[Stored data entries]
▼

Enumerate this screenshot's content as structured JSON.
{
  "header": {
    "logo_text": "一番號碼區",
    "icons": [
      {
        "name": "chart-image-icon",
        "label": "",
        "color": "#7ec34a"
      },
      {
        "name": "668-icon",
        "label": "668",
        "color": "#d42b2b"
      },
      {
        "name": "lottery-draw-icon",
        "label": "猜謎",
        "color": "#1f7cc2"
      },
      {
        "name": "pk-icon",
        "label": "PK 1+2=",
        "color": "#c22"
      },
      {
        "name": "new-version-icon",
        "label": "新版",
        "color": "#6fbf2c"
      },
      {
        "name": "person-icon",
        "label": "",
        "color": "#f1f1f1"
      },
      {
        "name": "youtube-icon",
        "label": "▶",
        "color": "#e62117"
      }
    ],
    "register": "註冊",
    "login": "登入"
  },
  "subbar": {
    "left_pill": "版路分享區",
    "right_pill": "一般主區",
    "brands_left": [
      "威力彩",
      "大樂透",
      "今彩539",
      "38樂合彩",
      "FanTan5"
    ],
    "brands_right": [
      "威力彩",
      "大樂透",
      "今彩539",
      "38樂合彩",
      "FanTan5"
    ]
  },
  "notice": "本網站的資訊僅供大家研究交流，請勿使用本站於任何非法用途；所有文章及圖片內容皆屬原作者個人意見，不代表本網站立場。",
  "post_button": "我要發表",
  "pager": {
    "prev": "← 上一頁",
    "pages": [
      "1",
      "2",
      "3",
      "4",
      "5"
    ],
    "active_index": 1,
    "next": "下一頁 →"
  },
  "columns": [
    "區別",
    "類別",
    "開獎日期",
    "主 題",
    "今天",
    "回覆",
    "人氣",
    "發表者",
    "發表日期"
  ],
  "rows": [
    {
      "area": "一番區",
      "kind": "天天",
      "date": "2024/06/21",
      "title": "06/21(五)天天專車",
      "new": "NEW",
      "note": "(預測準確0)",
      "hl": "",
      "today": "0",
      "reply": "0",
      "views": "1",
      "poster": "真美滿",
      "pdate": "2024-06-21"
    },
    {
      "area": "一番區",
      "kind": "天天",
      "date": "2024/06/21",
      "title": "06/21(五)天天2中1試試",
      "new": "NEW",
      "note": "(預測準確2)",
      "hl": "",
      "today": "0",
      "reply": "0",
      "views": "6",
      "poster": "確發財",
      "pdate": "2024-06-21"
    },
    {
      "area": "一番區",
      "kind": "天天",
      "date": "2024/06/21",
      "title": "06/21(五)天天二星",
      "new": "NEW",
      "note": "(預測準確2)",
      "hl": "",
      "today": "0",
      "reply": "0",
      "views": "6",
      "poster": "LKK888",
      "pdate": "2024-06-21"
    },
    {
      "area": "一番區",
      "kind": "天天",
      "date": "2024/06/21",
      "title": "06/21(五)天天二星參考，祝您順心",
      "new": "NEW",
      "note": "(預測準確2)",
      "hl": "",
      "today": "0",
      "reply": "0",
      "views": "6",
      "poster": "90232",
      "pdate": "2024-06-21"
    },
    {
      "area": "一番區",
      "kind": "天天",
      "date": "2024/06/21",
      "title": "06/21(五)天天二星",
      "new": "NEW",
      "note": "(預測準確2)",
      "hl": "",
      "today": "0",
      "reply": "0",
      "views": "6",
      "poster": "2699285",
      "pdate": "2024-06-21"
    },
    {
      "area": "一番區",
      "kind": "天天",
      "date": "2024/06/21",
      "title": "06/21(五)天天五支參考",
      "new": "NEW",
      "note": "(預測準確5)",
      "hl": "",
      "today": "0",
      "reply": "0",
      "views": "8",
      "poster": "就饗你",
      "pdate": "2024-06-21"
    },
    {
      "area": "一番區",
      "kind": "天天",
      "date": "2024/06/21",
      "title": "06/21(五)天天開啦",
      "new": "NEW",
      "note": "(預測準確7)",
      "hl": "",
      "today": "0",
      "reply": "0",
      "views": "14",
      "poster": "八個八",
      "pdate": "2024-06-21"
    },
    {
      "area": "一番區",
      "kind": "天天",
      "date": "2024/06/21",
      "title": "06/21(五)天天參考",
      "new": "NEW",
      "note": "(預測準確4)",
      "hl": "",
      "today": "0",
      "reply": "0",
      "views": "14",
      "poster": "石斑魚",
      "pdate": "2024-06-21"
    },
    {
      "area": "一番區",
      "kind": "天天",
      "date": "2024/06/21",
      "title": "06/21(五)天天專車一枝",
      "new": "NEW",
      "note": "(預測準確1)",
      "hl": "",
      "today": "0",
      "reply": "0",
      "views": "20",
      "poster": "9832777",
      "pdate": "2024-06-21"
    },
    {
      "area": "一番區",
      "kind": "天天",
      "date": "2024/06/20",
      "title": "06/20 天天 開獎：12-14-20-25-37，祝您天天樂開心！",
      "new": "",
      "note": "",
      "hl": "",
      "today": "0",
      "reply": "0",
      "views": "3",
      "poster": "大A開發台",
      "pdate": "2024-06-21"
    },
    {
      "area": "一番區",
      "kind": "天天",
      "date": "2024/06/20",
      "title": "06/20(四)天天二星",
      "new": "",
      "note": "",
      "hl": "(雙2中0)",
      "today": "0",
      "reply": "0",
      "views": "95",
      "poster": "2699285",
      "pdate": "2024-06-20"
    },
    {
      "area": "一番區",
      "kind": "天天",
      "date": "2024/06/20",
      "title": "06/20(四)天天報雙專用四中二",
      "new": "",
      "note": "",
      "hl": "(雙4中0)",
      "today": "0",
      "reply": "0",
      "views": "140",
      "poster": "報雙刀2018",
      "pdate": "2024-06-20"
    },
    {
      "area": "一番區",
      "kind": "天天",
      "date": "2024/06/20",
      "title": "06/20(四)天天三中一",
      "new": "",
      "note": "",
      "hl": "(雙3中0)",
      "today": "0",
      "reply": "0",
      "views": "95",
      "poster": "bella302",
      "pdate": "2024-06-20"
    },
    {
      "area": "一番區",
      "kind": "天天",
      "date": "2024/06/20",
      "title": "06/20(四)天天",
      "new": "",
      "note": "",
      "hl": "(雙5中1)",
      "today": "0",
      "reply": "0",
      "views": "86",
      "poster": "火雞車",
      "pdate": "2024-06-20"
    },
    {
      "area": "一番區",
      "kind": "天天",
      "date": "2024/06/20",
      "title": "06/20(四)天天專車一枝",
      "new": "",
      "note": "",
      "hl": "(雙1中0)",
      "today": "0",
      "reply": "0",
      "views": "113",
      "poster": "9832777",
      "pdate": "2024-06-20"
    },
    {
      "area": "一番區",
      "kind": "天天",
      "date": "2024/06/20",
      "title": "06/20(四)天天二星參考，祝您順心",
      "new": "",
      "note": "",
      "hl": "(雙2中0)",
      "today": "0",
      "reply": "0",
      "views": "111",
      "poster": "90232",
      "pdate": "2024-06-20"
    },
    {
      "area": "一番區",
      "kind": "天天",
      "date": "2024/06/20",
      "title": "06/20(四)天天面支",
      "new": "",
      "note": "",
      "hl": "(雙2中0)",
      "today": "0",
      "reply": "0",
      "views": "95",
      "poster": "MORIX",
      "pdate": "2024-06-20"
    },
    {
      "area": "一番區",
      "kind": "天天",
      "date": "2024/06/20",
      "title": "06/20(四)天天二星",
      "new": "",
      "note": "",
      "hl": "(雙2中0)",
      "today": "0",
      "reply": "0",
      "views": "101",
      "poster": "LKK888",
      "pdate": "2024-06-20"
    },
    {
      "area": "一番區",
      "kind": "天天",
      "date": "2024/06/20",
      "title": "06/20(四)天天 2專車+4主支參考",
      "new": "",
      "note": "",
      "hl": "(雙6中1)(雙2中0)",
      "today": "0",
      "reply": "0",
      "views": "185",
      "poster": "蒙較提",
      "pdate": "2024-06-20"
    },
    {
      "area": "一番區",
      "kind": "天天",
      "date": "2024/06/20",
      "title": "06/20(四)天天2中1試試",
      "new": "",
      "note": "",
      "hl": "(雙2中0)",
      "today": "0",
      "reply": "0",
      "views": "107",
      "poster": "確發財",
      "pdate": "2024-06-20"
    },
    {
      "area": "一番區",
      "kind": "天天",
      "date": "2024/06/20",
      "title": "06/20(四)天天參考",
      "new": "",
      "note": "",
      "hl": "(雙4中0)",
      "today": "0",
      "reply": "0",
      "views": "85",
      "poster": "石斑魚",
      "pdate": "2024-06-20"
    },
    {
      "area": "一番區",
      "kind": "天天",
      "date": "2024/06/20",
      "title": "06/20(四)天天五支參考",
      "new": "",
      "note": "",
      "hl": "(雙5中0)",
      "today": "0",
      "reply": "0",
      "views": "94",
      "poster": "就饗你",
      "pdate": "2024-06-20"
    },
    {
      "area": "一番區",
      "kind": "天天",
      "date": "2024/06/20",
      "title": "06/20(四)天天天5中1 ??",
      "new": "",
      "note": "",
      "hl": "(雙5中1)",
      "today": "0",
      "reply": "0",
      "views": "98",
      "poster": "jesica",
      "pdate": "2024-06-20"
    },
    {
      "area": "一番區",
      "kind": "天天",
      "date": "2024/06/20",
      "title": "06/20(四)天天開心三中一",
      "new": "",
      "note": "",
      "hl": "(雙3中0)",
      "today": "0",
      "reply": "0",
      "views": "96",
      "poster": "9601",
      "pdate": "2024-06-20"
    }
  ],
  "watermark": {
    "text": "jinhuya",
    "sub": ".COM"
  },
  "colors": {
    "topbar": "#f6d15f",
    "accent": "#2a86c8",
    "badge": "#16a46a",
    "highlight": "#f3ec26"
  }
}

▲

▶ **Task to complete**:
Tell how many lines in the material above include the word "祝您順心", giving the number only.

▶ **Output for this task**:
2